Search the data for the string "ひたちなか市文化" and extract every line where it appears.

(Stored data entries)
○ ○ ○ ○ ○
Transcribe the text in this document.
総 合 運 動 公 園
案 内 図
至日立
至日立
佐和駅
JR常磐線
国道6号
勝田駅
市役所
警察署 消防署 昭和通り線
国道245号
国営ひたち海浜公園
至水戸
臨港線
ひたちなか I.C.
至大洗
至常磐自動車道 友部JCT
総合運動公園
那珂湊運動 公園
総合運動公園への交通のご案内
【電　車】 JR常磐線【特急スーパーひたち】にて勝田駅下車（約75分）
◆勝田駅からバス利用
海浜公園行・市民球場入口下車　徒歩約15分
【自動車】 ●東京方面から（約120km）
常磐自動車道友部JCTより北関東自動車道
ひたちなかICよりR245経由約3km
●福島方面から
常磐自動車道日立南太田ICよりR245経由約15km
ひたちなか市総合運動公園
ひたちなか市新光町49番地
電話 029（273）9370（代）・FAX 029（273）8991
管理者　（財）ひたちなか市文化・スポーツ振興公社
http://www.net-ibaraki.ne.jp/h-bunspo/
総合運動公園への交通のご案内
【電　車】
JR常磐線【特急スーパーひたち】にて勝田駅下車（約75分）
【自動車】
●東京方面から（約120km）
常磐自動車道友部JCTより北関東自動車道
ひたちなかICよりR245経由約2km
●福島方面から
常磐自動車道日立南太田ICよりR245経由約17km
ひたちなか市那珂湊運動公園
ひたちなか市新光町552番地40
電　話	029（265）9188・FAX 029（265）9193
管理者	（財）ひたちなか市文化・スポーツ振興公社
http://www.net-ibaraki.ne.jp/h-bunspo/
○ ○ ○ ○ ○
[CORRECT ANSWER]
管理者　（財）ひたちなか市文化・スポーツ振興公社
管理者	（財）ひたちなか市文化・スポーツ振興公社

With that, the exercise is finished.